* **DIRECTIONS**: Extract all lines that hold the string "this".
*** AVAILABLE DATA
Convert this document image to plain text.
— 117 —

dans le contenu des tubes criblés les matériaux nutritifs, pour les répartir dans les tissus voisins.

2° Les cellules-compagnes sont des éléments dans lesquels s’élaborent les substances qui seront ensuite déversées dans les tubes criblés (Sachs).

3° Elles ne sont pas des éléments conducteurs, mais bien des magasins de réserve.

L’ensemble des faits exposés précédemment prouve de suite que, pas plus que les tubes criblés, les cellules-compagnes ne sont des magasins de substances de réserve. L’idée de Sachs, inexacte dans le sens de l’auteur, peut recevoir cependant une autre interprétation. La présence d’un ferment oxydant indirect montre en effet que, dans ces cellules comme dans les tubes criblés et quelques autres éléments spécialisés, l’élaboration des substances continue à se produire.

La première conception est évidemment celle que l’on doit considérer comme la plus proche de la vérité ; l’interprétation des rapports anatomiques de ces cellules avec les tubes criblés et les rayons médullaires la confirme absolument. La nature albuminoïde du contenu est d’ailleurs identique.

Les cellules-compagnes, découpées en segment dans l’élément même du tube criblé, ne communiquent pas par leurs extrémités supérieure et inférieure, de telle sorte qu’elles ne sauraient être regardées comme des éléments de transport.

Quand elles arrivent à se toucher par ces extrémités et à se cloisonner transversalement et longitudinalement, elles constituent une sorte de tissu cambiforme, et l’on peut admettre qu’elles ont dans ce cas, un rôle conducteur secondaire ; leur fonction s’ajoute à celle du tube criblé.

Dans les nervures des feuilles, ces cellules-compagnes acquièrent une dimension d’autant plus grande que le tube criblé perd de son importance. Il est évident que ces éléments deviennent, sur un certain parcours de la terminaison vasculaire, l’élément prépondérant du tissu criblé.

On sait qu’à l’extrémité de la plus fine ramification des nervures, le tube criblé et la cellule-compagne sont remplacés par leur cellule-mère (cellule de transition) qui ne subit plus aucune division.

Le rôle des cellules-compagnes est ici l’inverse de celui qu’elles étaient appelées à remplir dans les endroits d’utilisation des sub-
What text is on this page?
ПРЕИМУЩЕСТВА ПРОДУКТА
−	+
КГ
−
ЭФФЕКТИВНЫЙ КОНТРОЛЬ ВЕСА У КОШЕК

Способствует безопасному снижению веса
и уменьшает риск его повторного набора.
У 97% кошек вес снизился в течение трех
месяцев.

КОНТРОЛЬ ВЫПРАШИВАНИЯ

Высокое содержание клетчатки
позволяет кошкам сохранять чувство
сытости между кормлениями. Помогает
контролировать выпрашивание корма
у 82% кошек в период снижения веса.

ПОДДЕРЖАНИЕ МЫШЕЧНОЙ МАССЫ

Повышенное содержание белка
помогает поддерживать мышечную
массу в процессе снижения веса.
******
* **PROBLEM SOLUTION**:
Convert this document image to plain text.
What text is on this page?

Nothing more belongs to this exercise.